▸ **Direction**: Output the material beneath exactly, leaving nothing out.

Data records
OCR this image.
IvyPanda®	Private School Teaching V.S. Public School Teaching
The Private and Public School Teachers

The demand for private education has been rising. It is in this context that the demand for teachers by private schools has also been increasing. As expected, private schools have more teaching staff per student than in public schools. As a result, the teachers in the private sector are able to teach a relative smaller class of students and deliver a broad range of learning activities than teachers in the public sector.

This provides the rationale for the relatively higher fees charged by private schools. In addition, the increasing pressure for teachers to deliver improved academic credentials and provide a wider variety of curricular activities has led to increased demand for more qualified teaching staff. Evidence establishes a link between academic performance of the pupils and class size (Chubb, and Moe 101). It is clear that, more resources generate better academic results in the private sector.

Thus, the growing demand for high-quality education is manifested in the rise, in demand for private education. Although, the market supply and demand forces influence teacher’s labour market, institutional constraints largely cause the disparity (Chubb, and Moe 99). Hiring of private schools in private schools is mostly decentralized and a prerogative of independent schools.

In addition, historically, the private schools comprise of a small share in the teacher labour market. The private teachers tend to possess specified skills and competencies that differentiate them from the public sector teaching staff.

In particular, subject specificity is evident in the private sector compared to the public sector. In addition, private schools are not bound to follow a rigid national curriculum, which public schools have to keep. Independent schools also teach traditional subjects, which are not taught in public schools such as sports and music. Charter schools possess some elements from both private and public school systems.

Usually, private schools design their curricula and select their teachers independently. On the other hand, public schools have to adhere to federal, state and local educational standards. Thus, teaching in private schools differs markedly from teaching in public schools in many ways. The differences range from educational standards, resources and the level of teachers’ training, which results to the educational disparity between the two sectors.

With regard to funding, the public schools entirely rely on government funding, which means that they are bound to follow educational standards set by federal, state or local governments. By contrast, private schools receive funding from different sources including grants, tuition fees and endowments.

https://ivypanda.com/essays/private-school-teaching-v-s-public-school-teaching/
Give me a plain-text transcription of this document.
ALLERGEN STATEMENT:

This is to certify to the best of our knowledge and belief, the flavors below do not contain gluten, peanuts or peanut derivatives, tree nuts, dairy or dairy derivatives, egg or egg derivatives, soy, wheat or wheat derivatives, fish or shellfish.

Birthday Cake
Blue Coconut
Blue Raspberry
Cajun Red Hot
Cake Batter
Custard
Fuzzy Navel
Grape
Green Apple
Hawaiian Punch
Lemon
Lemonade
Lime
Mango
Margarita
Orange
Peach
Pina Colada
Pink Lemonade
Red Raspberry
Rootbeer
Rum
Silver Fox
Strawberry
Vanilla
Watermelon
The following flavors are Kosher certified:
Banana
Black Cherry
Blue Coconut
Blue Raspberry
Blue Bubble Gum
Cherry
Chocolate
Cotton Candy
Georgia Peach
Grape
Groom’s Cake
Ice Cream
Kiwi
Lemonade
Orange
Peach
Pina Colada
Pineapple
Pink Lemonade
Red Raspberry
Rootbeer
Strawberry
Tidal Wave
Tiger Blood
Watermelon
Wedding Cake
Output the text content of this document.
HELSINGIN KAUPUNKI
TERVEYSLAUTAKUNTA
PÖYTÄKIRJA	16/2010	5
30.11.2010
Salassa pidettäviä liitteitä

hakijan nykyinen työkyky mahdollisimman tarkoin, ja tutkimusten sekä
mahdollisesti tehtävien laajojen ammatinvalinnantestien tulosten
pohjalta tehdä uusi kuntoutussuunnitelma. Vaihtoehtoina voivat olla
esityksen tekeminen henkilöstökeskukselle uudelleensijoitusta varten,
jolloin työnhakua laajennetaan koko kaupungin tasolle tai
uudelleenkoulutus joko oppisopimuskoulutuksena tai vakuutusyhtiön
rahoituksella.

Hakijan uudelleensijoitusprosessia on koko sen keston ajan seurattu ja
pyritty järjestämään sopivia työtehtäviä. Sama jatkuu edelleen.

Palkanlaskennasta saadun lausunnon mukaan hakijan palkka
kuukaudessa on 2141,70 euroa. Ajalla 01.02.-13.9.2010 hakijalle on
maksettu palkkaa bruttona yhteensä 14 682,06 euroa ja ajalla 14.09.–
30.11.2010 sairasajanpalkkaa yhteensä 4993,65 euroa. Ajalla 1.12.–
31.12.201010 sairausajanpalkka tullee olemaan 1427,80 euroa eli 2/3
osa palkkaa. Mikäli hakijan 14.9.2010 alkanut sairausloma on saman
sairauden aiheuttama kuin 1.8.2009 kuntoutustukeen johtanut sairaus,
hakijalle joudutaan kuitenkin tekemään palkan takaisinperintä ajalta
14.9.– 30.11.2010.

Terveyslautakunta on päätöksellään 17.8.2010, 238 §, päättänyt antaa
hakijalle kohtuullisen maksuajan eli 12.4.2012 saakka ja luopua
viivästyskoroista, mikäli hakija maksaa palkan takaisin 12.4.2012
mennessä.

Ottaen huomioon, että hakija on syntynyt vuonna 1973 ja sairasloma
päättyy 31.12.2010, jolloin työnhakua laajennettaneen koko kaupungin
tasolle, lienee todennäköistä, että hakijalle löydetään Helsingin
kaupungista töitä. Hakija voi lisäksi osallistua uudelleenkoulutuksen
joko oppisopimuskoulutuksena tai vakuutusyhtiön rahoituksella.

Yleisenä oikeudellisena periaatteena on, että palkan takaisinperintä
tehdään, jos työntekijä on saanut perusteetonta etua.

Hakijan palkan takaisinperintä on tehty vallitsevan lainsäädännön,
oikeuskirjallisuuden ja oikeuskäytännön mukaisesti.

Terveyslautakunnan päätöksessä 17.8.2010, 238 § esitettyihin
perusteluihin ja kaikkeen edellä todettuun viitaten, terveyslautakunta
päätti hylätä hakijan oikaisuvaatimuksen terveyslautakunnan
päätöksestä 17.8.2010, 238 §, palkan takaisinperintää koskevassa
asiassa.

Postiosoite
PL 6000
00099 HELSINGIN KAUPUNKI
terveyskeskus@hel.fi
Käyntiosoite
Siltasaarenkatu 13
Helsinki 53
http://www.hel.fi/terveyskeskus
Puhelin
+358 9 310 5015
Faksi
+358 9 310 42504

▸ **Correct result**:
OCR this image.
IvyPanda®	Private School Teaching V.S. Public School Teaching
The Private and Public School Teachers

The demand for private education has been rising. It is in this context that the demand for teachers by private schools has also been increasing. As expected, private schools have more teaching staff per student than in public schools. As a result, the teachers in the private sector are able to teach a relative smaller class of students and deliver a broad range of learning activities than teachers in the public sector.

This provides the rationale for the relatively higher fees charged by private schools. In addition, the increasing pressure for teachers to deliver improved academic credentials and provide a wider variety of curricular activities has led to increased demand for more qualified teaching staff. Evidence establishes a link between academic performance of the pupils and class size (Chubb, and Moe 101). It is clear that, more resources generate better academic results in the private sector.

Thus, the growing demand for high-quality education is manifested in the rise, in demand for private education. Although, the market supply and demand forces influence teacher’s labour market, institutional constraints largely cause the disparity (Chubb, and Moe 99). Hiring of private schools in private schools is mostly decentralized and a prerogative of independent schools.

In addition, historically, the private schools comprise of a small share in the teacher labour market. The private teachers tend to possess specified skills and competencies that differentiate them from the public sector teaching staff.

In particular, subject specificity is evident in the private sector compared to the public sector. In addition, private schools are not bound to follow a rigid national curriculum, which public schools have to keep. Independent schools also teach traditional subjects, which are not taught in public schools such as sports and music. Charter schools possess some elements from both private and public school systems.

Usually, private schools design their curricula and select their teachers independently. On the other hand, public schools have to adhere to federal, state and local educational standards. Thus, teaching in private schools differs markedly from teaching in public schools in many ways. The differences range from educational standards, resources and the level of teachers’ training, which results to the educational disparity between the two sectors.

With regard to funding, the public schools entirely rely on government funding, which means that they are bound to follow educational standards set by federal, state or local governments. By contrast, private schools receive funding from different sources including grants, tuition fees and endowments.

https://ivypanda.com/essays/private-school-teaching-v-s-public-school-teaching/
Give me a plain-text transcription of this document.
ALLERGEN STATEMENT:

This is to certify to the best of our knowledge and belief, the flavors below do not contain gluten, peanuts or peanut derivatives, tree nuts, dairy or dairy derivatives, egg or egg derivatives, soy, wheat or wheat derivatives, fish or shellfish.

Birthday Cake
Blue Coconut
Blue Raspberry
Cajun Red Hot
Cake Batter
Custard
Fuzzy Navel
Grape
Green Apple
Hawaiian Punch
Lemon
Lemonade
Lime
Mango
Margarita
Orange
Peach
Pina Colada
Pink Lemonade
Red Raspberry
Rootbeer
Rum
Silver Fox
Strawberry
Vanilla
Watermelon
The following flavors are Kosher certified:
Banana
Black Cherry
Blue Coconut
Blue Raspberry
Blue Bubble Gum
Cherry
Chocolate
Cotton Candy
Georgia Peach
Grape
Groom’s Cake
Ice Cream
Kiwi
Lemonade
Orange
Peach
Pina Colada
Pineapple
Pink Lemonade
Red Raspberry
Rootbeer
Strawberry
Tidal Wave
Tiger Blood
Watermelon
Wedding Cake
Output the text content of this document.
HELSINGIN KAUPUNKI
TERVEYSLAUTAKUNTA
PÖYTÄKIRJA	16/2010	5
30.11.2010
Salassa pidettäviä liitteitä

hakijan nykyinen työkyky mahdollisimman tarkoin, ja tutkimusten sekä
mahdollisesti tehtävien laajojen ammatinvalinnantestien tulosten
pohjalta tehdä uusi kuntoutussuunnitelma. Vaihtoehtoina voivat olla
esityksen tekeminen henkilöstökeskukselle uudelleensijoitusta varten,
jolloin työnhakua laajennetaan koko kaupungin tasolle tai
uudelleenkoulutus joko oppisopimuskoulutuksena tai vakuutusyhtiön
rahoituksella.

Hakijan uudelleensijoitusprosessia on koko sen keston ajan seurattu ja
pyritty järjestämään sopivia työtehtäviä. Sama jatkuu edelleen.

Palkanlaskennasta saadun lausunnon mukaan hakijan palkka
kuukaudessa on 2141,70 euroa. Ajalla 01.02.-13.9.2010 hakijalle on
maksettu palkkaa bruttona yhteensä 14 682,06 euroa ja ajalla 14.09.–
30.11.2010 sairasajanpalkkaa yhteensä 4993,65 euroa. Ajalla 1.12.–
31.12.201010 sairausajanpalkka tullee olemaan 1427,80 euroa eli 2/3
osa palkkaa. Mikäli hakijan 14.9.2010 alkanut sairausloma on saman
sairauden aiheuttama kuin 1.8.2009 kuntoutustukeen johtanut sairaus,
hakijalle joudutaan kuitenkin tekemään palkan takaisinperintä ajalta
14.9.– 30.11.2010.

Terveyslautakunta on päätöksellään 17.8.2010, 238 §, päättänyt antaa
hakijalle kohtuullisen maksuajan eli 12.4.2012 saakka ja luopua
viivästyskoroista, mikäli hakija maksaa palkan takaisin 12.4.2012
mennessä.

Ottaen huomioon, että hakija on syntynyt vuonna 1973 ja sairasloma
päättyy 31.12.2010, jolloin työnhakua laajennettaneen koko kaupungin
tasolle, lienee todennäköistä, että hakijalle löydetään Helsingin
kaupungista töitä. Hakija voi lisäksi osallistua uudelleenkoulutuksen
joko oppisopimuskoulutuksena tai vakuutusyhtiön rahoituksella.

Yleisenä oikeudellisena periaatteena on, että palkan takaisinperintä
tehdään, jos työntekijä on saanut perusteetonta etua.

Hakijan palkan takaisinperintä on tehty vallitsevan lainsäädännön,
oikeuskirjallisuuden ja oikeuskäytännön mukaisesti.

Terveyslautakunnan päätöksessä 17.8.2010, 238 § esitettyihin
perusteluihin ja kaikkeen edellä todettuun viitaten, terveyslautakunta
päätti hylätä hakijan oikaisuvaatimuksen terveyslautakunnan
päätöksestä 17.8.2010, 238 §, palkan takaisinperintää koskevassa
asiassa.

Postiosoite
PL 6000
00099 HELSINGIN KAUPUNKI
terveyskeskus@hel.fi
Käyntiosoite
Siltasaarenkatu 13
Helsinki 53
http://www.hel.fi/terveyskeskus
Puhelin
+358 9 310 5015
Faksi
+358 9 310 42504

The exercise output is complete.